= JOB =
Transcribe the lines running from the start of the records through the line that contains "svg-text:number: number xyxy=(1104,428,1203,460)", inclusive.

= INFORMATION SHOWN =

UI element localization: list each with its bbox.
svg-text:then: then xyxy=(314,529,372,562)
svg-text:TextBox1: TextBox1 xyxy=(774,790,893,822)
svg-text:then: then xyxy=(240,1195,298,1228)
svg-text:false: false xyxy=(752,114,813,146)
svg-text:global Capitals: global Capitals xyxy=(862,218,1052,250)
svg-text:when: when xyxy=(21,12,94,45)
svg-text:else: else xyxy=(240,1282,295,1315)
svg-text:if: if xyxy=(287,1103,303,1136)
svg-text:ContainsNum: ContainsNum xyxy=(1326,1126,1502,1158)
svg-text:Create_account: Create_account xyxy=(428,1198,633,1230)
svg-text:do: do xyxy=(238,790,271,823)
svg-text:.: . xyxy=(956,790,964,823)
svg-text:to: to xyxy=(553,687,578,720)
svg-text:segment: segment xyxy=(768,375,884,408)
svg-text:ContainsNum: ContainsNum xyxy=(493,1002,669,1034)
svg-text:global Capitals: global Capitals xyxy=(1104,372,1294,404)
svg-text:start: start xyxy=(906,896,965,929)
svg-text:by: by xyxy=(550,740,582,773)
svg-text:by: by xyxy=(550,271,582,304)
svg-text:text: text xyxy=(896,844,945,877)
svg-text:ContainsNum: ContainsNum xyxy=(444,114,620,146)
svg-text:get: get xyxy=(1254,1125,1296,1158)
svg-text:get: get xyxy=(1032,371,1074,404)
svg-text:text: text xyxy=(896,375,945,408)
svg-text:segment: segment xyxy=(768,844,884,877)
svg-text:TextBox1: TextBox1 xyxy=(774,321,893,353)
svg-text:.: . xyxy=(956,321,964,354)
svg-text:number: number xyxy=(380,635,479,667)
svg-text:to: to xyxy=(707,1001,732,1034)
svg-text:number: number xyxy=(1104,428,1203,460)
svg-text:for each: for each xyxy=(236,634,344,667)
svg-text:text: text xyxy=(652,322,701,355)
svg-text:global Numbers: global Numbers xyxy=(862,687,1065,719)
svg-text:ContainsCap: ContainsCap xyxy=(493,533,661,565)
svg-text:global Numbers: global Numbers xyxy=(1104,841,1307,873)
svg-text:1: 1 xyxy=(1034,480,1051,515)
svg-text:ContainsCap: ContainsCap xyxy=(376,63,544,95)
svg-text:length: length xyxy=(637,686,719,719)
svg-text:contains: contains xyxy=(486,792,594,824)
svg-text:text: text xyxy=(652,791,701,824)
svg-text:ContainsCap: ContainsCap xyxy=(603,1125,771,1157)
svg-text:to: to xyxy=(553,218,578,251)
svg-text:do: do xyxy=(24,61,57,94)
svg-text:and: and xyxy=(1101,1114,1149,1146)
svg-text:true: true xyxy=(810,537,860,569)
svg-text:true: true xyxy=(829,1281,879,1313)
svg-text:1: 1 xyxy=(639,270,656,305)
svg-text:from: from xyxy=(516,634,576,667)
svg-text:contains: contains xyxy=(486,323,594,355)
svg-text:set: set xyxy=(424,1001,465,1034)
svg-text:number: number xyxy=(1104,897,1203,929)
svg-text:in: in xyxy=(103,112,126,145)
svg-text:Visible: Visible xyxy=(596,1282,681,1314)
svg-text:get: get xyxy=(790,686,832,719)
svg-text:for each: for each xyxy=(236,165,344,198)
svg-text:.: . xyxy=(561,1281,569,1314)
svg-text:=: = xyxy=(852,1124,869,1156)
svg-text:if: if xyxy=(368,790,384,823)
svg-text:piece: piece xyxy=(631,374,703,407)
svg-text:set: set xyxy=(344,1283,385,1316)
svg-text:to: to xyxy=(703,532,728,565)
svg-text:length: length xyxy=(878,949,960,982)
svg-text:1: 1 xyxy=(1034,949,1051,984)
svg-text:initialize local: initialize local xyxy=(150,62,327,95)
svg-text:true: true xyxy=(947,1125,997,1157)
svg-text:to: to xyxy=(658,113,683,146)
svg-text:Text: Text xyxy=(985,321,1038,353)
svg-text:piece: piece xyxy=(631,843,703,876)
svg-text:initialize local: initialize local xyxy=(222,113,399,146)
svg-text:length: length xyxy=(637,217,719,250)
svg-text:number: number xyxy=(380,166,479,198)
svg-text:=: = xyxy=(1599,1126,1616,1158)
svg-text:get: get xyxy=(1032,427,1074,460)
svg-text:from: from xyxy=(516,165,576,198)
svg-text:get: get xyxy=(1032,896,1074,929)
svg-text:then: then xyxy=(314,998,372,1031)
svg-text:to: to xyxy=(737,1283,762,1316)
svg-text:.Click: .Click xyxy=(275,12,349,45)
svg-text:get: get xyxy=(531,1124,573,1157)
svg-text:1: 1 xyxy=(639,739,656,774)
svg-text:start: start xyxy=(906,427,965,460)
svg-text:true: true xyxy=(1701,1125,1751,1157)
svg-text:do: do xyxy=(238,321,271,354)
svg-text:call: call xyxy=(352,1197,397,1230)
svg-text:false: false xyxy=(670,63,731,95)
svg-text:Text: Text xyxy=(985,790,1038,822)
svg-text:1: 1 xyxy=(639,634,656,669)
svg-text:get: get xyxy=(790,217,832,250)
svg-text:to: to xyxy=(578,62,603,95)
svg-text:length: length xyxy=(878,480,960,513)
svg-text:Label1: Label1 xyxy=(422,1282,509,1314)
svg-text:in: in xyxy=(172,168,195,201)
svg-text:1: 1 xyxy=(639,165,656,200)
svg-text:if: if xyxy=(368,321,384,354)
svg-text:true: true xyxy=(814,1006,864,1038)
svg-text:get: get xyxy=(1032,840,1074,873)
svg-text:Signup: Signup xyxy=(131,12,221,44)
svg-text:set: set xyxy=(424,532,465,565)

= TASK ANSWER =
UI element localization: list each with its bbox.
svg-text:then: then xyxy=(314,529,372,562)
svg-text:TextBox1: TextBox1 xyxy=(774,790,893,822)
svg-text:then: then xyxy=(240,1195,298,1228)
svg-text:false: false xyxy=(752,114,813,146)
svg-text:global Capitals: global Capitals xyxy=(862,218,1052,250)
svg-text:when: when xyxy=(21,12,94,45)
svg-text:else: else xyxy=(240,1282,295,1315)
svg-text:if: if xyxy=(287,1103,303,1136)
svg-text:ContainsNum: ContainsNum xyxy=(1326,1126,1502,1158)
svg-text:Create_account: Create_account xyxy=(428,1198,633,1230)
svg-text:do: do xyxy=(238,790,271,823)
svg-text:.: . xyxy=(956,790,964,823)
svg-text:to: to xyxy=(553,687,578,720)
svg-text:segment: segment xyxy=(768,375,884,408)
svg-text:ContainsNum: ContainsNum xyxy=(493,1002,669,1034)
svg-text:global Capitals: global Capitals xyxy=(1104,372,1294,404)
svg-text:start: start xyxy=(906,896,965,929)
svg-text:by: by xyxy=(550,740,582,773)
svg-text:by: by xyxy=(550,271,582,304)
svg-text:text: text xyxy=(896,844,945,877)
svg-text:ContainsNum: ContainsNum xyxy=(444,114,620,146)
svg-text:get: get xyxy=(1254,1125,1296,1158)
svg-text:get: get xyxy=(1032,371,1074,404)
svg-text:text: text xyxy=(896,375,945,408)
svg-text:segment: segment xyxy=(768,844,884,877)
svg-text:TextBox1: TextBox1 xyxy=(774,321,893,353)
svg-text:.: . xyxy=(956,321,964,354)
svg-text:number: number xyxy=(380,635,479,667)
svg-text:to: to xyxy=(707,1001,732,1034)
svg-text:number: number xyxy=(1104,428,1203,460)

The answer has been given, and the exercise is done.